* **Data provided**
>> begin

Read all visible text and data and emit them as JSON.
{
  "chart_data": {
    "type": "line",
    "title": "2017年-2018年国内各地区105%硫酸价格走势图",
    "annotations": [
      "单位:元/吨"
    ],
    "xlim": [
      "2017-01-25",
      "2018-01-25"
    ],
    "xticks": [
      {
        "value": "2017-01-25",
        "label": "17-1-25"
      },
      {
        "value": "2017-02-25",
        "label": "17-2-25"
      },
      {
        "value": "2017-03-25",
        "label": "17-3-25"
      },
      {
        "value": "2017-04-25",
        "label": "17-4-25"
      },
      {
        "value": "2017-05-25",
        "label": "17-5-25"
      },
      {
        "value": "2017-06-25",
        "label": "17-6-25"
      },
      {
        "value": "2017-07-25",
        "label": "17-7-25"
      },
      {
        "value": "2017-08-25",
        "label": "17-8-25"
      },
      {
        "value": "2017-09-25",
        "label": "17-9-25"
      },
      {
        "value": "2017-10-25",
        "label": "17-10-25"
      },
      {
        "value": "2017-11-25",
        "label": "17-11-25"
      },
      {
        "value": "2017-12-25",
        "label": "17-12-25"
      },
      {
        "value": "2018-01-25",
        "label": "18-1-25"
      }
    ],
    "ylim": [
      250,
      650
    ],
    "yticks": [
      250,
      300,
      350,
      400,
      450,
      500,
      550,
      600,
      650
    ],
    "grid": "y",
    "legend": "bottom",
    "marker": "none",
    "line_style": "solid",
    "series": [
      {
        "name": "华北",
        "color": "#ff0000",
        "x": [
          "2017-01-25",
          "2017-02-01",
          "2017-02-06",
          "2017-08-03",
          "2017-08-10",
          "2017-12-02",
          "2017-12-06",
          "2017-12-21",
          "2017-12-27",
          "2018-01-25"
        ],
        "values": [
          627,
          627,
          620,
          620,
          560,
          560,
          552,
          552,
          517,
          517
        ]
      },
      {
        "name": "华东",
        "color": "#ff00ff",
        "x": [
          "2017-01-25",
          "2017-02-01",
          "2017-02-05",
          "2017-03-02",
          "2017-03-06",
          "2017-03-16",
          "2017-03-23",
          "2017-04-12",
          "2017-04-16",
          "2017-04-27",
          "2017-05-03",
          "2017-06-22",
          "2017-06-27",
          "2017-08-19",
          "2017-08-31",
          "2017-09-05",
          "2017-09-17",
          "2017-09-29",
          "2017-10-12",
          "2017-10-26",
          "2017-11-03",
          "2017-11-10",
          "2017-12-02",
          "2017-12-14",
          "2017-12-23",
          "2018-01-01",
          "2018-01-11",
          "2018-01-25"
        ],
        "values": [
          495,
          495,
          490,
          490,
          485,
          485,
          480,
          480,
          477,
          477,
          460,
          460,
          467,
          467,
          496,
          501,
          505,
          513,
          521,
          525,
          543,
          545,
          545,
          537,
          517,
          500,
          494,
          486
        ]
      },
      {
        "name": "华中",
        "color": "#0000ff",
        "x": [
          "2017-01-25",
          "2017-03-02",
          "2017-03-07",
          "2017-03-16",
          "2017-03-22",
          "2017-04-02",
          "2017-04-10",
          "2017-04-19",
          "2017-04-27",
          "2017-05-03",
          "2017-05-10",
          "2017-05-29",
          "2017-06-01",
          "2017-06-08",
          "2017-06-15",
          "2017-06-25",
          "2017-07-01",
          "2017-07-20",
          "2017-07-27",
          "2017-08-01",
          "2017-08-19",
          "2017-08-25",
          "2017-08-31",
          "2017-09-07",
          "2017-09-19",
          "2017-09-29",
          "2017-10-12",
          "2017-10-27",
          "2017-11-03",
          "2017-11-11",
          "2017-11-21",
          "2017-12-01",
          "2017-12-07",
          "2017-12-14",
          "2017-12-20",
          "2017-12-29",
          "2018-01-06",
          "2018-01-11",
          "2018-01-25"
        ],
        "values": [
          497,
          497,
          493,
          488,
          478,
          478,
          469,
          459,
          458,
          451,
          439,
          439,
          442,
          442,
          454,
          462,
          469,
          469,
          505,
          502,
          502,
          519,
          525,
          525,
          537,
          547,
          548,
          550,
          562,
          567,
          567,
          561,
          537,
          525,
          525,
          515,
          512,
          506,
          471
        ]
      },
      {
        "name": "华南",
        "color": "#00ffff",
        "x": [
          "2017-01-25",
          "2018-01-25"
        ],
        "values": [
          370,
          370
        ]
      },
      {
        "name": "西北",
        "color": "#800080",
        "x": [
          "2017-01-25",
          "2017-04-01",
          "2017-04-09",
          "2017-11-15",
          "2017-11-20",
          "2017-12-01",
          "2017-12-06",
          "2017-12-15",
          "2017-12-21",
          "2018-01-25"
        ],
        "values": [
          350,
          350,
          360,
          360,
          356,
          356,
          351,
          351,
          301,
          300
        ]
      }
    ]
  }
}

>> end

* **Task objective**
Emit the records above again, exactly, with no line skipped.

* **Task answer**
Read all visible text and data and emit them as JSON.
{
  "chart_data": {
    "type": "line",
    "title": "2017年-2018年国内各地区105%硫酸价格走势图",
    "annotations": [
      "单位:元/吨"
    ],
    "xlim": [
      "2017-01-25",
      "2018-01-25"
    ],
    "xticks": [
      {
        "value": "2017-01-25",
        "label": "17-1-25"
      },
      {
        "value": "2017-02-25",
        "label": "17-2-25"
      },
      {
        "value": "2017-03-25",
        "label": "17-3-25"
      },
      {
        "value": "2017-04-25",
        "label": "17-4-25"
      },
      {
        "value": "2017-05-25",
        "label": "17-5-25"
      },
      {
        "value": "2017-06-25",
        "label": "17-6-25"
      },
      {
        "value": "2017-07-25",
        "label": "17-7-25"
      },
      {
        "value": "2017-08-25",
        "label": "17-8-25"
      },
      {
        "value": "2017-09-25",
        "label": "17-9-25"
      },
      {
        "value": "2017-10-25",
        "label": "17-10-25"
      },
      {
        "value": "2017-11-25",
        "label": "17-11-25"
      },
      {
        "value": "2017-12-25",
        "label": "17-12-25"
      },
      {
        "value": "2018-01-25",
        "label": "18-1-25"
      }
    ],
    "ylim": [
      250,
      650
    ],
    "yticks": [
      250,
      300,
      350,
      400,
      450,
      500,
      550,
      600,
      650
    ],
    "grid": "y",
    "legend": "bottom",
    "marker": "none",
    "line_style": "solid",
    "series": [
      {
        "name": "华北",
        "color": "#ff0000",
        "x": [
          "2017-01-25",
          "2017-02-01",
          "2017-02-06",
          "2017-08-03",
          "2017-08-10",
          "2017-12-02",
          "2017-12-06",
          "2017-12-21",
          "2017-12-27",
          "2018-01-25"
        ],
        "values": [
          627,
          627,
          620,
          620,
          560,
          560,
          552,
          552,
          517,
          517
        ]
      },
      {
        "name": "华东",
        "color": "#ff00ff",
        "x": [
          "2017-01-25",
          "2017-02-01",
          "2017-02-05",
          "2017-03-02",
          "2017-03-06",
          "2017-03-16",
          "2017-03-23",
          "2017-04-12",
          "2017-04-16",
          "2017-04-27",
          "2017-05-03",
          "2017-06-22",
          "2017-06-27",
          "2017-08-19",
          "2017-08-31",
          "2017-09-05",
          "2017-09-17",
          "2017-09-29",
          "2017-10-12",
          "2017-10-26",
          "2017-11-03",
          "2017-11-10",
          "2017-12-02",
          "2017-12-14",
          "2017-12-23",
          "2018-01-01",
          "2018-01-11",
          "2018-01-25"
        ],
        "values": [
          495,
          495,
          490,
          490,
          485,
          485,
          480,
          480,
          477,
          477,
          460,
          460,
          467,
          467,
          496,
          501,
          505,
          513,
          521,
          525,
          543,
          545,
          545,
          537,
          517,
          500,
          494,
          486
        ]
      },
      {
        "name": "华中",
        "color": "#0000ff",
        "x": [
          "2017-01-25",
          "2017-03-02",
          "2017-03-07",
          "2017-03-16",
          "2017-03-22",
          "2017-04-02",
          "2017-04-10",
          "2017-04-19",
          "2017-04-27",
          "2017-05-03",
          "2017-05-10",
          "2017-05-29",
          "2017-06-01",
          "2017-06-08",
          "2017-06-15",
          "2017-06-25",
          "2017-07-01",
          "2017-07-20",
          "2017-07-27",
          "2017-08-01",
          "2017-08-19",
          "2017-08-25",
          "2017-08-31",
          "2017-09-07",
          "2017-09-19",
          "2017-09-29",
          "2017-10-12",
          "2017-10-27",
          "2017-11-03",
          "2017-11-11",
          "2017-11-21",
          "2017-12-01",
          "2017-12-07",
          "2017-12-14",
          "2017-12-20",
          "2017-12-29",
          "2018-01-06",
          "2018-01-11",
          "2018-01-25"
        ],
        "values": [
          497,
          497,
          493,
          488,
          478,
          478,
          469,
          459,
          458,
          451,
          439,
          439,
          442,
          442,
          454,
          462,
          469,
          469,
          505,
          502,
          502,
          519,
          525,
          525,
          537,
          547,
          548,
          550,
          562,
          567,
          567,
          561,
          537,
          525,
          525,
          515,
          512,
          506,
          471
        ]
      },
      {
        "name": "华南",
        "color": "#00ffff",
        "x": [
          "2017-01-25",
          "2018-01-25"
        ],
        "values": [
          370,
          370
        ]
      },
      {
        "name": "西北",
        "color": "#800080",
        "x": [
          "2017-01-25",
          "2017-04-01",
          "2017-04-09",
          "2017-11-15",
          "2017-11-20",
          "2017-12-01",
          "2017-12-06",
          "2017-12-15",
          "2017-12-21",
          "2018-01-25"
        ],
        "values": [
          350,
          350,
          360,
          360,
          356,
          356,
          351,
          351,
          301,
          300
        ]
      }
    ]
  }
}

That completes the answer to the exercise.